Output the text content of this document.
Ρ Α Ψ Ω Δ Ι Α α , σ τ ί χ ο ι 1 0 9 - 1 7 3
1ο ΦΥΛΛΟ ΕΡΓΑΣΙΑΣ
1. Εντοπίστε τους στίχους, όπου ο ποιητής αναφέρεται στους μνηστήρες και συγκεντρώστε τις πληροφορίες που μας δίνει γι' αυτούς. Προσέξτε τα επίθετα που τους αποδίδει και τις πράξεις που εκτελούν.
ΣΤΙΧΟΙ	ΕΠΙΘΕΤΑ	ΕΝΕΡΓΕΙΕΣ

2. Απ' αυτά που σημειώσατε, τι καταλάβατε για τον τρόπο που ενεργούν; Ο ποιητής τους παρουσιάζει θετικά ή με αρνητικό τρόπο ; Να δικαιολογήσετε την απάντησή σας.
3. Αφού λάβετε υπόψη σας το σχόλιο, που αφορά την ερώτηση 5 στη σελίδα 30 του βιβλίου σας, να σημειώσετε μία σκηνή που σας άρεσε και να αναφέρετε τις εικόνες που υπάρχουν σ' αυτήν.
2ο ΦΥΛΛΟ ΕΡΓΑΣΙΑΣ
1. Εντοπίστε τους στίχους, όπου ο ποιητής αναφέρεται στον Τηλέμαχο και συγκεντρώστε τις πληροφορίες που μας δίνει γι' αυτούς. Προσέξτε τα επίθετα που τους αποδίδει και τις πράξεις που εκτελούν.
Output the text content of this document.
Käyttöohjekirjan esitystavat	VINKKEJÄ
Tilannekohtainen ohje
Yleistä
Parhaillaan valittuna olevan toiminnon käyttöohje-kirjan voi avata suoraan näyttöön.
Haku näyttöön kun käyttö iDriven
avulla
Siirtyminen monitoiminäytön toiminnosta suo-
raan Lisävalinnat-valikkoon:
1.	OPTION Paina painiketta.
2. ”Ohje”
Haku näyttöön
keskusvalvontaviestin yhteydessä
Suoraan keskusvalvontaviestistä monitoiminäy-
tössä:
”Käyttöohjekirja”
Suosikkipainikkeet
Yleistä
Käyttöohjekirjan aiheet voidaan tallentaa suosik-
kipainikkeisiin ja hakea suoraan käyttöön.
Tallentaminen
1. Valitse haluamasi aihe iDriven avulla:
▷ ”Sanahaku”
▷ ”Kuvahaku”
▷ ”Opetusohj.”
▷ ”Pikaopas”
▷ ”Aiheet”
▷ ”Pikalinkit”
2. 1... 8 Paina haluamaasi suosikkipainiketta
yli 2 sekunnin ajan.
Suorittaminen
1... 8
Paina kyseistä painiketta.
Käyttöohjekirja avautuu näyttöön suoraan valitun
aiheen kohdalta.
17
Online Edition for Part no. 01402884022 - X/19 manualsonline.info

※ ※ ※

● **Job**:
Transcribe all lines as written.

● **Task answer**:
Output the text content of this document.
Ρ Α Ψ Ω Δ Ι Α α , σ τ ί χ ο ι 1 0 9 - 1 7 3
1ο ΦΥΛΛΟ ΕΡΓΑΣΙΑΣ
1. Εντοπίστε τους στίχους, όπου ο ποιητής αναφέρεται στους μνηστήρες και συγκεντρώστε τις πληροφορίες που μας δίνει γι' αυτούς. Προσέξτε τα επίθετα που τους αποδίδει και τις πράξεις που εκτελούν.
ΣΤΙΧΟΙ	ΕΠΙΘΕΤΑ	ΕΝΕΡΓΕΙΕΣ

2. Απ' αυτά που σημειώσατε, τι καταλάβατε για τον τρόπο που ενεργούν; Ο ποιητής τους παρουσιάζει θετικά ή με αρνητικό τρόπο ; Να δικαιολογήσετε την απάντησή σας.
3. Αφού λάβετε υπόψη σας το σχόλιο, που αφορά την ερώτηση 5 στη σελίδα 30 του βιβλίου σας, να σημειώσετε μία σκηνή που σας άρεσε και να αναφέρετε τις εικόνες που υπάρχουν σ' αυτήν.
2ο ΦΥΛΛΟ ΕΡΓΑΣΙΑΣ
1. Εντοπίστε τους στίχους, όπου ο ποιητής αναφέρεται στον Τηλέμαχο και συγκεντρώστε τις πληροφορίες που μας δίνει γι' αυτούς. Προσέξτε τα επίθετα που τους αποδίδει και τις πράξεις που εκτελούν.
Output the text content of this document.
Käyttöohjekirjan esitystavat	VINKKEJÄ
Tilannekohtainen ohje
Yleistä
Parhaillaan valittuna olevan toiminnon käyttöohje-kirjan voi avata suoraan näyttöön.
Haku näyttöön kun käyttö iDriven
avulla
Siirtyminen monitoiminäytön toiminnosta suo-
raan Lisävalinnat-valikkoon:
1.	OPTION Paina painiketta.
2. ”Ohje”
Haku näyttöön
keskusvalvontaviestin yhteydessä
Suoraan keskusvalvontaviestistä monitoiminäy-
tössä:
”Käyttöohjekirja”
Suosikkipainikkeet
Yleistä
Käyttöohjekirjan aiheet voidaan tallentaa suosik-
kipainikkeisiin ja hakea suoraan käyttöön.
Tallentaminen
1. Valitse haluamasi aihe iDriven avulla:
▷ ”Sanahaku”
▷ ”Kuvahaku”
▷ ”Opetusohj.”
▷ ”Pikaopas”
▷ ”Aiheet”
▷ ”Pikalinkit”
2. 1... 8 Paina haluamaasi suosikkipainiketta
yli 2 sekunnin ajan.
Suorittaminen
1... 8
Paina kyseistä painiketta.
Käyttöohjekirja avautuu näyttöön suoraan valitun
aiheen kohdalta.
17
Online Edition for Part no. 01402884022 - X/19 manualsonline.info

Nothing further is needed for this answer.